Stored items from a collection

— begin —

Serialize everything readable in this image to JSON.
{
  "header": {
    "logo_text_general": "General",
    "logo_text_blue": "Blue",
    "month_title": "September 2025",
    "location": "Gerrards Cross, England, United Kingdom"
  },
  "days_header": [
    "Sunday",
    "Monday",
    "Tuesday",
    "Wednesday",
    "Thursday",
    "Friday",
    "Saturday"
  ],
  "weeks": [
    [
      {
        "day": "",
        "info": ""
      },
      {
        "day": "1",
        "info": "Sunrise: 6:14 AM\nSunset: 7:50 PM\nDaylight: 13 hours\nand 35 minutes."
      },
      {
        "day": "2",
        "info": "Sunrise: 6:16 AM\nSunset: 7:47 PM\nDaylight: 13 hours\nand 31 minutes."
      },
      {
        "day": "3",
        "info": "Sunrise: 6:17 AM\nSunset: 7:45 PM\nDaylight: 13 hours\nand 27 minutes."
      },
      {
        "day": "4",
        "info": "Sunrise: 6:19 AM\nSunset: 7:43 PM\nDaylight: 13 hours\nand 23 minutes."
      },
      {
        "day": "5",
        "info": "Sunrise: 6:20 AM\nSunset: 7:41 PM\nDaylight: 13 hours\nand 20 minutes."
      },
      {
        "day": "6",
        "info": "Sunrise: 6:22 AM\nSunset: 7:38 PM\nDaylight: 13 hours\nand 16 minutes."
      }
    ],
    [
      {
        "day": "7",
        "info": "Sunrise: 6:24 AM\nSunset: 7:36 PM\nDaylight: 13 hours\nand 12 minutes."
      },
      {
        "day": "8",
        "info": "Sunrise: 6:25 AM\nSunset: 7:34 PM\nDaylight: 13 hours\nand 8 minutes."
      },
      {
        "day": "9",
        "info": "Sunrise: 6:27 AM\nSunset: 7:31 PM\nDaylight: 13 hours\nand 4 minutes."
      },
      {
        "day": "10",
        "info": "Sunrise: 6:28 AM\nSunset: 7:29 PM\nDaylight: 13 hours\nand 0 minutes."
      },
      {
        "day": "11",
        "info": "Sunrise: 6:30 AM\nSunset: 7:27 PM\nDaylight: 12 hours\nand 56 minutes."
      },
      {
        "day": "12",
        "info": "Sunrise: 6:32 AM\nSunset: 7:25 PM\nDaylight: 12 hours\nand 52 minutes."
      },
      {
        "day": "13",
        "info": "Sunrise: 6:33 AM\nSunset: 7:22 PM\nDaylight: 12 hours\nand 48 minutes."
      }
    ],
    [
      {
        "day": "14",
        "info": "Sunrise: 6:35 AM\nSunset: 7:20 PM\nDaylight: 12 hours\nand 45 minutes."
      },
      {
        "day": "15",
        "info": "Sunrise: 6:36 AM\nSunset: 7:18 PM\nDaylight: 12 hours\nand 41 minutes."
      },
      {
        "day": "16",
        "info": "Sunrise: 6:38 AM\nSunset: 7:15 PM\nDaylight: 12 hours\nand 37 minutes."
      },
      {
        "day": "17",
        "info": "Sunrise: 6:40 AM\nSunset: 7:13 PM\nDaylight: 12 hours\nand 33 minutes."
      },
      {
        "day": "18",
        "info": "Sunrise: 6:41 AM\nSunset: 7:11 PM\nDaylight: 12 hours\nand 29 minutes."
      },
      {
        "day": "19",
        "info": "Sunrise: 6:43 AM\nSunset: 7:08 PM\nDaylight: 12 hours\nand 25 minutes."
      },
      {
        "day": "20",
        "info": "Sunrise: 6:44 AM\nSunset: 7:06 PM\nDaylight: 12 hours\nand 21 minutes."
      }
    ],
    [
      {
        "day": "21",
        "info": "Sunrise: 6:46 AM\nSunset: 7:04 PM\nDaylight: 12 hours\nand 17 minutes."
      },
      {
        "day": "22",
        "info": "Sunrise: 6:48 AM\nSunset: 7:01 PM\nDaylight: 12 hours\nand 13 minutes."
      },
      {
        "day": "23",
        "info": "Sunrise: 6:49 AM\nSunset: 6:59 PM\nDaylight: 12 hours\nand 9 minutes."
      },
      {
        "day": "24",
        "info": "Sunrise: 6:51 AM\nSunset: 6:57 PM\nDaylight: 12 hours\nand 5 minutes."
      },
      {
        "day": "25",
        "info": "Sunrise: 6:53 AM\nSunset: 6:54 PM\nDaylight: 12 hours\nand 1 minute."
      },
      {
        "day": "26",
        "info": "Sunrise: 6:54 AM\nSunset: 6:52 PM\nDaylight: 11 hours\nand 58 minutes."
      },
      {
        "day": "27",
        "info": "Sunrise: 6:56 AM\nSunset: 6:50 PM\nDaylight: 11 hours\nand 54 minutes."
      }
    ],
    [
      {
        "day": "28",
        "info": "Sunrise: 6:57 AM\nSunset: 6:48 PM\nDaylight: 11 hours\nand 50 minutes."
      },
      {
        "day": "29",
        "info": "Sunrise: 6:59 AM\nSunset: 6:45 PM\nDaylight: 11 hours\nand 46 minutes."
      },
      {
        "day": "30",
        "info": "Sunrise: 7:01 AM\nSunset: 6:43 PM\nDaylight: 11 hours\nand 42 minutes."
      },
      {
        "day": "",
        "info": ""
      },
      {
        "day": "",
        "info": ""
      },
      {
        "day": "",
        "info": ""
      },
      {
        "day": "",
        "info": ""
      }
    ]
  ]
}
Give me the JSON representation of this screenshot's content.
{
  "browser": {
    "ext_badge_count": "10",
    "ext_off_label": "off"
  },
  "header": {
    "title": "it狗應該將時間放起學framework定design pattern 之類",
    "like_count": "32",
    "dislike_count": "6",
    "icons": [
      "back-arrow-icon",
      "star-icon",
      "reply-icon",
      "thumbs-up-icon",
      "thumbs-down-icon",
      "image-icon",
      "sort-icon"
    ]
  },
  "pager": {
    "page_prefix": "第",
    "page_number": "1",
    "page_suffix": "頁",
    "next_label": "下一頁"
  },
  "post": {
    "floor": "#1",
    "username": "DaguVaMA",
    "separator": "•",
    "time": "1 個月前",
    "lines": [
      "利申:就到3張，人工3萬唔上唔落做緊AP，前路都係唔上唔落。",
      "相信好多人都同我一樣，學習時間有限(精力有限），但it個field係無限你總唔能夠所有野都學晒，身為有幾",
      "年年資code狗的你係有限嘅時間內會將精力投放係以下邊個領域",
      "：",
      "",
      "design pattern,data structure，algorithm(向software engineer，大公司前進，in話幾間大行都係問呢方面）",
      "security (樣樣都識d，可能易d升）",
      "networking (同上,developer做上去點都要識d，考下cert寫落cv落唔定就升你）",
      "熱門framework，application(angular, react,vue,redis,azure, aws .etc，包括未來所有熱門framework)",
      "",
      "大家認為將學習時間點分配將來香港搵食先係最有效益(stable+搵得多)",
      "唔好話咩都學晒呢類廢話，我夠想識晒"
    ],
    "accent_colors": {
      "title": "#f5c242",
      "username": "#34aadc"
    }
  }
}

— end —

- [Exercise description]: In the entries above, find each line with the string "pattern" and copy it.

- [Correct answer]:
    "title": "it狗應該將時間放起學framework定design pattern 之類",
      "design pattern,data structure，algorithm(向software engineer，大公司前進，in話幾間大行都係問呢方面）",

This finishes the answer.